Figure contents as structured data
· · · ·

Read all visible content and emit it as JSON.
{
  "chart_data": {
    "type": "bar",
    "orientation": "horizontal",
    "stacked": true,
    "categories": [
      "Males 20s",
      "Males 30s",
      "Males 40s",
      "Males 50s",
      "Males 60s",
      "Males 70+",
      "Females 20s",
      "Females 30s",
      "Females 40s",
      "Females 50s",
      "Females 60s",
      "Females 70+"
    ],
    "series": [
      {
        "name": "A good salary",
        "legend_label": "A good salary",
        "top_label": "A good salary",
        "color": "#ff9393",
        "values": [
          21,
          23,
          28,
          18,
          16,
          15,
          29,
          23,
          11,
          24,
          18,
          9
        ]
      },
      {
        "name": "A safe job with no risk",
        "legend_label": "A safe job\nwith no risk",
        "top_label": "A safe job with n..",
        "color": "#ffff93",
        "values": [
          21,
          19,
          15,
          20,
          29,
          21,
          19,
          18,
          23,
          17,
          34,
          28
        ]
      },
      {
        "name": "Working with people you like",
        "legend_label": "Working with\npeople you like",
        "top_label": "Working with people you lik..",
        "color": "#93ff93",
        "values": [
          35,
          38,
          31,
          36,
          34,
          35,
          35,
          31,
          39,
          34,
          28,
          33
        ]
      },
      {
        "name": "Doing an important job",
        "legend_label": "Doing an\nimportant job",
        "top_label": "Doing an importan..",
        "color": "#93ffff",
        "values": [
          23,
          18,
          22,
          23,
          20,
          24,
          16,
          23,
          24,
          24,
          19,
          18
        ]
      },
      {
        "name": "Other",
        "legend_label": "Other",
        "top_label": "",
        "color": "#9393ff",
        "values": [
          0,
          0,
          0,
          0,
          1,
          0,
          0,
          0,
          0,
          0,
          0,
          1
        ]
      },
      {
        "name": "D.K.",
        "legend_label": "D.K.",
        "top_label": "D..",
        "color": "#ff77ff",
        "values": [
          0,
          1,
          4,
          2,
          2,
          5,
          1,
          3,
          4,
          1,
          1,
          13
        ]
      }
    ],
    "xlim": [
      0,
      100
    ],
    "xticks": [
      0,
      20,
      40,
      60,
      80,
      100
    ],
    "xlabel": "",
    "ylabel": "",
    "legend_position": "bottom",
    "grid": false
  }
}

· · · ·

• [TASK TO COMPLETE]:
Repeat each of the entries above precisely as given.

• [FINISHED TASK]:
Read all visible content and emit it as JSON.
{
  "chart_data": {
    "type": "bar",
    "orientation": "horizontal",
    "stacked": true,
    "categories": [
      "Males 20s",
      "Males 30s",
      "Males 40s",
      "Males 50s",
      "Males 60s",
      "Males 70+",
      "Females 20s",
      "Females 30s",
      "Females 40s",
      "Females 50s",
      "Females 60s",
      "Females 70+"
    ],
    "series": [
      {
        "name": "A good salary",
        "legend_label": "A good salary",
        "top_label": "A good salary",
        "color": "#ff9393",
        "values": [
          21,
          23,
          28,
          18,
          16,
          15,
          29,
          23,
          11,
          24,
          18,
          9
        ]
      },
      {
        "name": "A safe job with no risk",
        "legend_label": "A safe job\nwith no risk",
        "top_label": "A safe job with n..",
        "color": "#ffff93",
        "values": [
          21,
          19,
          15,
          20,
          29,
          21,
          19,
          18,
          23,
          17,
          34,
          28
        ]
      },
      {
        "name": "Working with people you like",
        "legend_label": "Working with\npeople you like",
        "top_label": "Working with people you lik..",
        "color": "#93ff93",
        "values": [
          35,
          38,
          31,
          36,
          34,
          35,
          35,
          31,
          39,
          34,
          28,
          33
        ]
      },
      {
        "name": "Doing an important job",
        "legend_label": "Doing an\nimportant job",
        "top_label": "Doing an importan..",
        "color": "#93ffff",
        "values": [
          23,
          18,
          22,
          23,
          20,
          24,
          16,
          23,
          24,
          24,
          19,
          18
        ]
      },
      {
        "name": "Other",
        "legend_label": "Other",
        "top_label": "",
        "color": "#9393ff",
        "values": [
          0,
          0,
          0,
          0,
          1,
          0,
          0,
          0,
          0,
          0,
          0,
          1
        ]
      },
      {
        "name": "D.K.",
        "legend_label": "D.K.",
        "top_label": "D..",
        "color": "#ff77ff",
        "values": [
          0,
          1,
          4,
          2,
          2,
          5,
          1,
          3,
          4,
          1,
          1,
          13
        ]
      }
    ],
    "xlim": [
      0,
      100
    ],
    "xticks": [
      0,
      20,
      40,
      60,
      80,
      100
    ],
    "xlabel": "",
    "ylabel": "",
    "legend_position": "bottom",
    "grid": false
  }
}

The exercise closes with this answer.